(WHAT YOU SHOULD DO):
Skip the pictures and repeat each line of the data exactly.

(GIVEN DATA):
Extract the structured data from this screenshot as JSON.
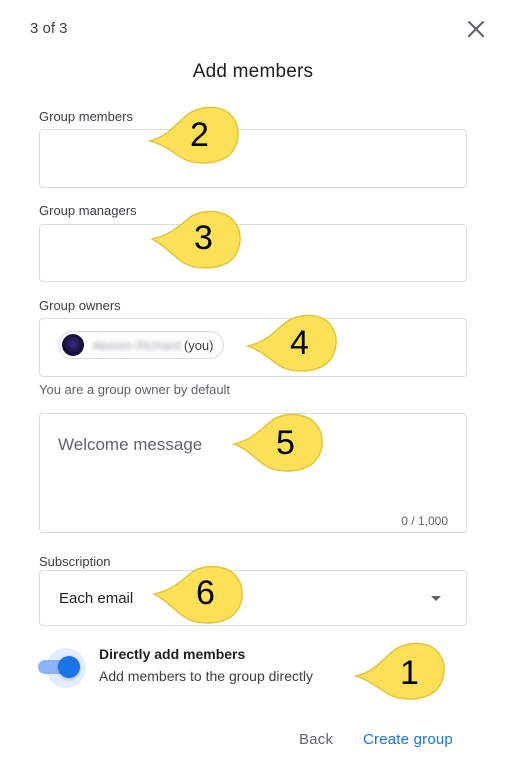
{
  "header": {
    "step": "3 of 3",
    "title": "Add members",
    "close_icon": "close-icon"
  },
  "fields": {
    "group_members": {
      "label": "Group members",
      "value": ""
    },
    "group_managers": {
      "label": "Group managers",
      "value": ""
    },
    "group_owners": {
      "label": "Group owners",
      "owner_chip": {
        "name": "Akeem Richard",
        "suffix": "(you)"
      },
      "hint": "You are a group owner by default"
    },
    "welcome_message": {
      "placeholder": "Welcome message",
      "counter": "0 / 1,000"
    },
    "subscription": {
      "label": "Subscription",
      "value": "Each email",
      "icon": "dropdown-arrow-icon"
    }
  },
  "toggle": {
    "state": "on",
    "title": "Directly add members",
    "description": "Add members to the group directly"
  },
  "actions": {
    "back": "Back",
    "create": "Create group"
  },
  "callouts": {
    "toggle": "1",
    "group_members": "2",
    "group_managers": "3",
    "group_owners": "4",
    "welcome_message": "5",
    "subscription": "6"
  },
  "colors": {
    "accent": "#1a73e8",
    "callout_fill": "#fce156",
    "callout_stroke": "#e2c53a",
    "border": "#dadce0"
  }
}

(RESPONSE TO THE EXERCISE):
Extract the structured data from this screenshot as JSON.
{
  "header": {
    "step": "3 of 3",
    "title": "Add members",
    "close_icon": "close-icon"
  },
  "fields": {
    "group_members": {
      "label": "Group members",
      "value": ""
    },
    "group_managers": {
      "label": "Group managers",
      "value": ""
    },
    "group_owners": {
      "label": "Group owners",
      "owner_chip": {
        "name": "Akeem Richard",
        "suffix": "(you)"
      },
      "hint": "You are a group owner by default"
    },
    "welcome_message": {
      "placeholder": "Welcome message",
      "counter": "0 / 1,000"
    },
    "subscription": {
      "label": "Subscription",
      "value": "Each email",
      "icon": "dropdown-arrow-icon"
    }
  },
  "toggle": {
    "state": "on",
    "title": "Directly add members",
    "description": "Add members to the group directly"
  },
  "actions": {
    "back": "Back",
    "create": "Create group"
  },
  "callouts": {
    "toggle": "1",
    "group_members": "2",
    "group_managers": "3",
    "group_owners": "4",
    "welcome_message": "5",
    "subscription": "6"
  },
  "colors": {
    "accent": "#1a73e8",
    "callout_fill": "#fce156",
    "callout_stroke": "#e2c53a",
    "border": "#dadce0"
  }
}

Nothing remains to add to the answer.